- _Do this_:
Tally the lines that include the word "декабрь" and reply with nothing but the total.

- _Record set_:
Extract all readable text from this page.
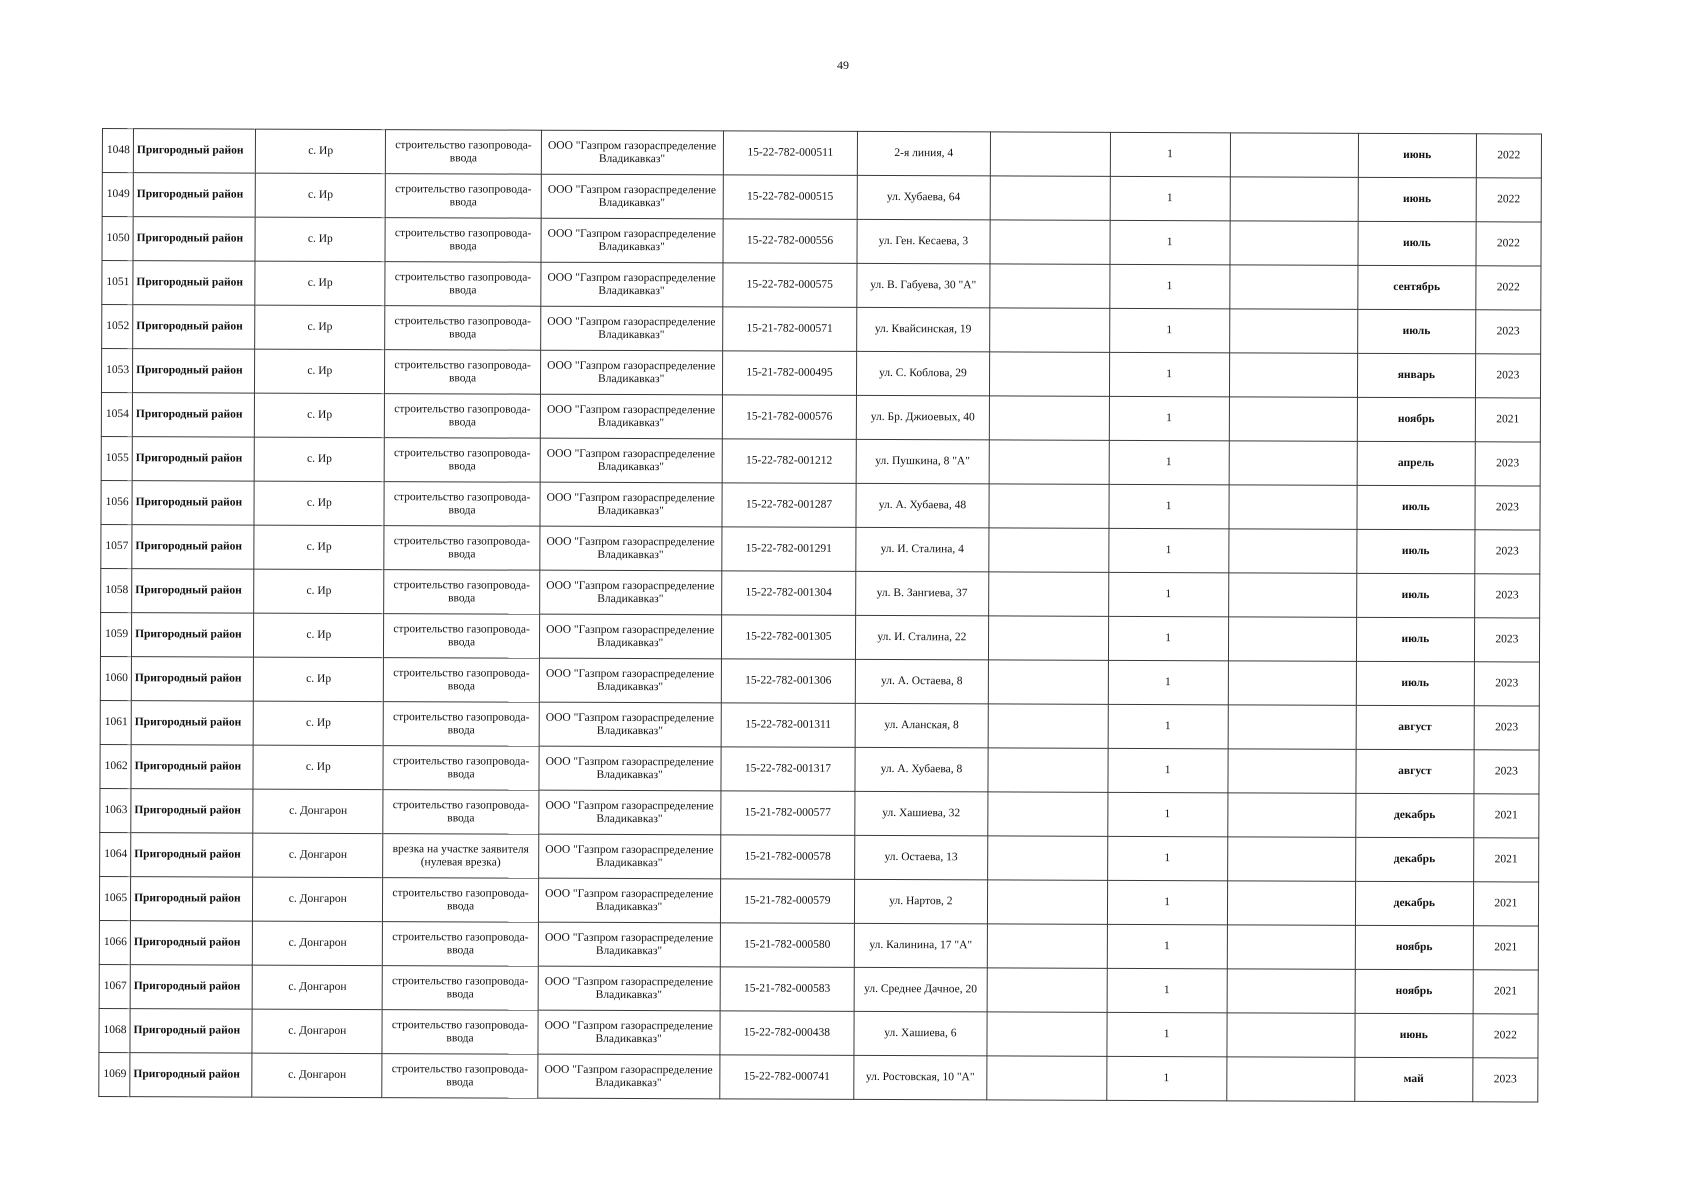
49
1048	Пригородный район	с. Ир	строительство газопровода-ввода	ООО "Газпром газораспределение Владикавказ"	15-22-782-000511	2-я линия, 4		1		июнь	2022
1049	Пригородный район	с. Ир	строительство газопровода-ввода	ООО "Газпром газораспределение Владикавказ"	15-22-782-000515	ул. Хубаева, 64		1		июнь	2022
1050	Пригородный район	с. Ир	строительство газопровода-ввода	ООО "Газпром газораспределение Владикавказ"	15-22-782-000556	ул. Ген. Кесаева, 3		1		июль	2022
1051	Пригородный район	с. Ир	строительство газопровода-ввода	ООО "Газпром газораспределение Владикавказ"	15-22-782-000575	ул. В. Габуева, 30 "А"		1		сентябрь	2022
1052	Пригородный район	с. Ир	строительство газопровода-ввода	ООО "Газпром газораспределение Владикавказ"	15-21-782-000571	ул. Квайсинская, 19		1		июль	2023
1053	Пригородный район	с. Ир	строительство газопровода-ввода	ООО "Газпром газораспределение Владикавказ"	15-21-782-000495	ул. С. Коблова, 29		1		январь	2023
1054	Пригородный район	с. Ир	строительство газопровода-ввода	ООО "Газпром газораспределение Владикавказ"	15-21-782-000576	ул. Бр. Джиоевых, 40		1		ноябрь	2021
1055	Пригородный район	с. Ир	строительство газопровода-ввода	ООО "Газпром газораспределение Владикавказ"	15-22-782-001212	ул. Пушкина, 8 "А"		1		апрель	2023
1056	Пригородный район	с. Ир	строительство газопровода-ввода	ООО "Газпром газораспределение Владикавказ"	15-22-782-001287	ул. А. Хубаева, 48		1		июль	2023
1057	Пригородный район	с. Ир	строительство газопровода-ввода	ООО "Газпром газораспределение Владикавказ"	15-22-782-001291	ул. И. Сталина, 4		1		июль	2023
1058	Пригородный район	с. Ир	строительство газопровода-ввода	ООО "Газпром газораспределение Владикавказ"	15-22-782-001304	ул. В. Зангиева, 37		1		июль	2023
1059	Пригородный район	с. Ир	строительство газопровода-ввода	ООО "Газпром газораспределение Владикавказ"	15-22-782-001305	ул. И. Сталина, 22		1		июль	2023
1060	Пригородный район	с. Ир	строительство газопровода-ввода	ООО "Газпром газораспределение Владикавказ"	15-22-782-001306	ул. А. Остаева, 8		1		июль	2023
1061	Пригородный район	с. Ир	строительство газопровода-ввода	ООО "Газпром газораспределение Владикавказ"	15-22-782-001311	ул. Аланская, 8		1		август	2023
1062	Пригородный район	с. Ир	строительство газопровода-ввода	ООО "Газпром газораспределение Владикавказ"	15-22-782-001317	ул. А. Хубаева, 8		1		август	2023
1063	Пригородный район	с. Донгарон	строительство газопровода-ввода	ООО "Газпром газораспределение Владикавказ"	15-21-782-000577	ул. Хашиева, 32		1		декабрь	2021
1064	Пригородный район	с. Донгарон	врезка на участке заявителя (нулевая врезка)	ООО "Газпром газораспределение Владикавказ"	15-21-782-000578	ул. Остаева, 13		1		декабрь	2021
1065	Пригородный район	с. Донгарон	строительство газопровода-ввода	ООО "Газпром газораспределение Владикавказ"	15-21-782-000579	ул. Нартов, 2		1		декабрь	2021
1066	Пригородный район	с. Донгарон	строительство газопровода-ввода	ООО "Газпром газораспределение Владикавказ"	15-21-782-000580	ул. Калинина, 17 "А"		1		ноябрь	2021
1067	Пригородный район	с. Донгарон	строительство газопровода-ввода	ООО "Газпром газораспределение Владикавказ"	15-21-782-000583	ул. Среднее Дачное, 20		1		ноябрь	2021
1068	Пригородный район	с. Донгарон	строительство газопровода-ввода	ООО "Газпром газораспределение Владикавказ"	15-22-782-000438	ул. Хашиева, 6		1		июнь	2022
1069	Пригородный район	с. Донгарон	строительство газопровода-ввода	ООО "Газпром газораспределение Владикавказ"	15-22-782-000741	ул. Ростовская, 10 "А"		1		май	2023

- _Task answer_:
3